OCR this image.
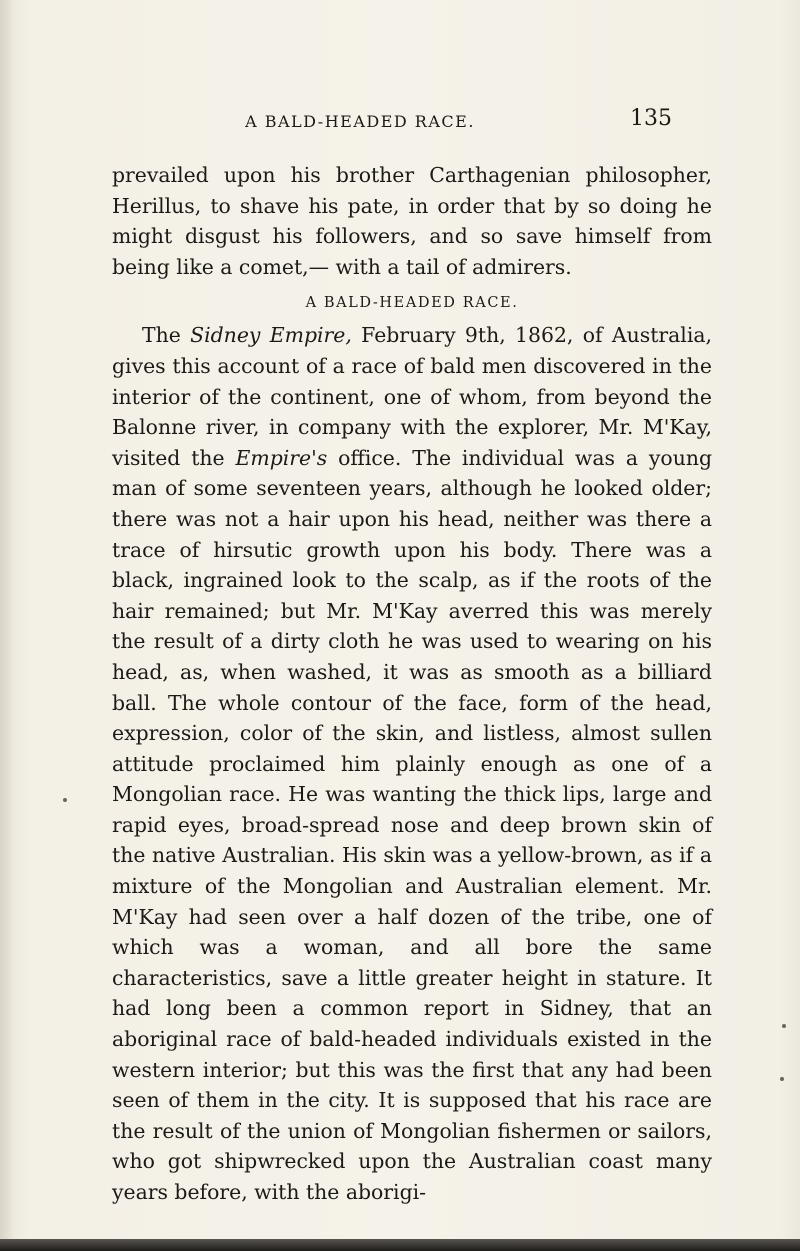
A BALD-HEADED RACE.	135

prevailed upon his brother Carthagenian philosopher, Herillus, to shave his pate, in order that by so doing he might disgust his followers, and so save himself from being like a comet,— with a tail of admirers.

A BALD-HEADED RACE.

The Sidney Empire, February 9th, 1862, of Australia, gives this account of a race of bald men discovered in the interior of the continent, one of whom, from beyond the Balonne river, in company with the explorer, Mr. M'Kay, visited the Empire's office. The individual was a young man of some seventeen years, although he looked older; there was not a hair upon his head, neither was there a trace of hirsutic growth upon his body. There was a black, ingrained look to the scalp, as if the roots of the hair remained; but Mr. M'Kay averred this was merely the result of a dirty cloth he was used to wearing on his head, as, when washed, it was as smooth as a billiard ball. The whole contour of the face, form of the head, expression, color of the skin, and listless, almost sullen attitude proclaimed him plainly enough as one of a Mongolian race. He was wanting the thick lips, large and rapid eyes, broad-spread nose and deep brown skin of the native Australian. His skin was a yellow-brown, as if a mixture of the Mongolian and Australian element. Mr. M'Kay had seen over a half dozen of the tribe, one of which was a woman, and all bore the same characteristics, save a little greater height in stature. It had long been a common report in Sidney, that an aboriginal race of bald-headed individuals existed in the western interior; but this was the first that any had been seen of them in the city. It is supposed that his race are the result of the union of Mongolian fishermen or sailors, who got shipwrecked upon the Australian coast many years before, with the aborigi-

○ ○ ○

→ Required task
Exclude every picture and copy the remaining data exactly.

→ Answer to the exercise
OCR this image.
A BALD-HEADED RACE.	135

prevailed upon his brother Carthagenian philosopher, Herillus, to shave his pate, in order that by so doing he might disgust his followers, and so save himself from being like a comet,— with a tail of admirers.

A BALD-HEADED RACE.

The Sidney Empire, February 9th, 1862, of Australia, gives this account of a race of bald men discovered in the interior of the continent, one of whom, from beyond the Balonne river, in company with the explorer, Mr. M'Kay, visited the Empire's office. The individual was a young man of some seventeen years, although he looked older; there was not a hair upon his head, neither was there a trace of hirsutic growth upon his body. There was a black, ingrained look to the scalp, as if the roots of the hair remained; but Mr. M'Kay averred this was merely the result of a dirty cloth he was used to wearing on his head, as, when washed, it was as smooth as a billiard ball. The whole contour of the face, form of the head, expression, color of the skin, and listless, almost sullen attitude proclaimed him plainly enough as one of a Mongolian race. He was wanting the thick lips, large and rapid eyes, broad-spread nose and deep brown skin of the native Australian. His skin was a yellow-brown, as if a mixture of the Mongolian and Australian element. Mr. M'Kay had seen over a half dozen of the tribe, one of which was a woman, and all bore the same characteristics, save a little greater height in stature. It had long been a common report in Sidney, that an aboriginal race of bald-headed individuals existed in the western interior; but this was the first that any had been seen of them in the city. It is supposed that his race are the result of the union of Mongolian fishermen or sailors, who got shipwrecked upon the Australian coast many years before, with the aborigi-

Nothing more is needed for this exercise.